● **Work required**:
Reproduce every one of the records below word for word, omitting the pictures.

● **Dataset records**:
┄┄┄┄┄┄┄┄┄┄

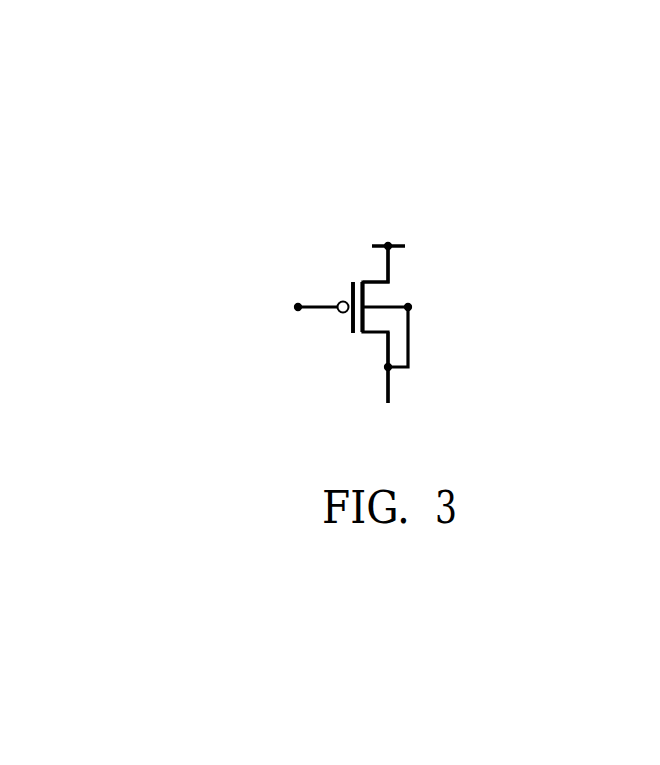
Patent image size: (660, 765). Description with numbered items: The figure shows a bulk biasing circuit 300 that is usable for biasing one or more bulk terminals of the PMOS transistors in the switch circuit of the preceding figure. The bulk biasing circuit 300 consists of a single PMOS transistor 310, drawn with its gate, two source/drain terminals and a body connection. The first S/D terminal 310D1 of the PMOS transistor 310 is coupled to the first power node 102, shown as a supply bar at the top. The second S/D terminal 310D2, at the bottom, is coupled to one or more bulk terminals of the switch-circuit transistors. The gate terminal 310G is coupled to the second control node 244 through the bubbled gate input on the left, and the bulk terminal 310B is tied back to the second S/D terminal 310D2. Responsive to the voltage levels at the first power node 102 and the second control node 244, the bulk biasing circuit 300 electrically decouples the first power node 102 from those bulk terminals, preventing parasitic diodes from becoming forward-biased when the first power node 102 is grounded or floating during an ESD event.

The bulk biasing circuit 300 is at (247, 180).
The PMOS transistor 310 is at (355, 353).
The gate terminal 310G is at (339, 302).
The second control node 244 is at (297, 306).
The first power node 102 is at (387, 244).
The first S/D terminal 310D1 is at (388, 265).
The bulk terminal 310B is at (410, 307).
The second S/D terminal 310D2 is at (389, 369).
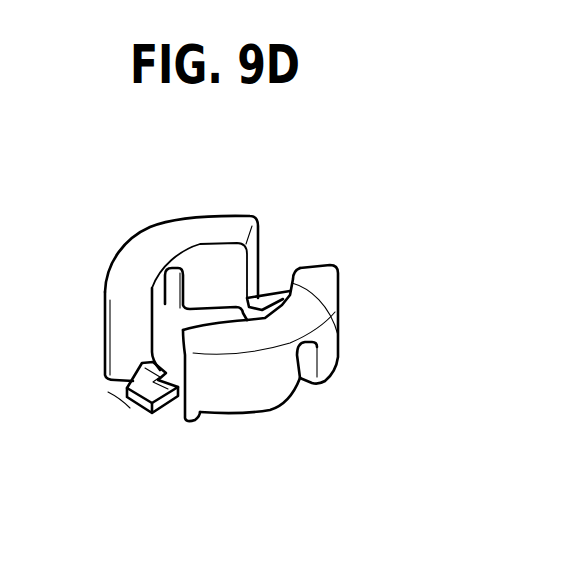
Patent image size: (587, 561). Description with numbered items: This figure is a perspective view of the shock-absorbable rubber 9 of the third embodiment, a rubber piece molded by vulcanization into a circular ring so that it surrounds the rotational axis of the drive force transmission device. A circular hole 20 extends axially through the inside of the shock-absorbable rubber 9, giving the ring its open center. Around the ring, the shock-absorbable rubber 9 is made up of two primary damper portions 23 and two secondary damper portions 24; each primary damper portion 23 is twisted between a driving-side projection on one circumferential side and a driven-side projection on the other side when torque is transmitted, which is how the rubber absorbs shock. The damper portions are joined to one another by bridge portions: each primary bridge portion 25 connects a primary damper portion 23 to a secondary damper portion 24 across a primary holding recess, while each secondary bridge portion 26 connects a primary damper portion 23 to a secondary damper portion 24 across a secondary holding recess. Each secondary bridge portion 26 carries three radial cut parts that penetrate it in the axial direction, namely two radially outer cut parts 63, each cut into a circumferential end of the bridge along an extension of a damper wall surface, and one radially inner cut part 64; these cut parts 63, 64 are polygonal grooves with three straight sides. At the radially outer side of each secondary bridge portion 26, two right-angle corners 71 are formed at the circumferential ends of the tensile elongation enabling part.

┄┄┄┄┄┄┄┄┄┄

● **Answer in full**:
Patent image size: (660, 765). Description with numbered items: The figure shows a bulk biasing circuit 300 that is usable for biasing one or more bulk terminals of the PMOS transistors in the switch circuit of the preceding figure. The bulk biasing circuit 300 consists of a single PMOS transistor 310, drawn with its gate, two source/drain terminals and a body connection. The first S/D terminal 310D1 of the PMOS transistor 310 is coupled to the first power node 102, shown as a supply bar at the top. The second S/D terminal 310D2, at the bottom, is coupled to one or more bulk terminals of the switch-circuit transistors. The gate terminal 310G is coupled to the second control node 244 through the bubbled gate input on the left, and the bulk terminal 310B is tied back to the second S/D terminal 310D2. Responsive to the voltage levels at the first power node 102 and the second control node 244, the bulk biasing circuit 300 electrically decouples the first power node 102 from those bulk terminals, preventing parasitic diodes from becoming forward-biased when the first power node 102 is grounded or floating during an ESD event.

The bulk biasing circuit 300 is at (247, 180).
The PMOS transistor 310 is at (355, 353).
The gate terminal 310G is at (339, 302).
The second control node 244 is at (297, 306).
The first power node 102 is at (387, 244).
The first S/D terminal 310D1 is at (388, 265).
The bulk terminal 310B is at (410, 307).
The second S/D terminal 310D2 is at (389, 369).
Patent image size: (587, 561). Description with numbered items: This figure is a perspective view of the shock-absorbable rubber 9 of the third embodiment, a rubber piece molded by vulcanization into a circular ring so that it surrounds the rotational axis of the drive force transmission device. A circular hole 20 extends axially through the inside of the shock-absorbable rubber 9, giving the ring its open center. Around the ring, the shock-absorbable rubber 9 is made up of two primary damper portions 23 and two secondary damper portions 24; each primary damper portion 23 is twisted between a driving-side projection on one circumferential side and a driven-side projection on the other side when torque is transmitted, which is how the rubber absorbs shock. The damper portions are joined to one another by bridge portions: each primary bridge portion 25 connects a primary damper portion 23 to a secondary damper portion 24 across a primary holding recess, while each secondary bridge portion 26 connects a primary damper portion 23 to a secondary damper portion 24 across a secondary holding recess. Each secondary bridge portion 26 carries three radial cut parts that penetrate it in the axial direction, namely two radially outer cut parts 63, each cut into a circumferential end of the bridge along an extension of a damper wall surface, and one radially inner cut part 64; these cut parts 63, 64 are polygonal grooves with three straight sides. At the radially outer side of each secondary bridge portion 26, two right-angle corners 71 are formed at the circumferential ends of the tensile elongation enabling part.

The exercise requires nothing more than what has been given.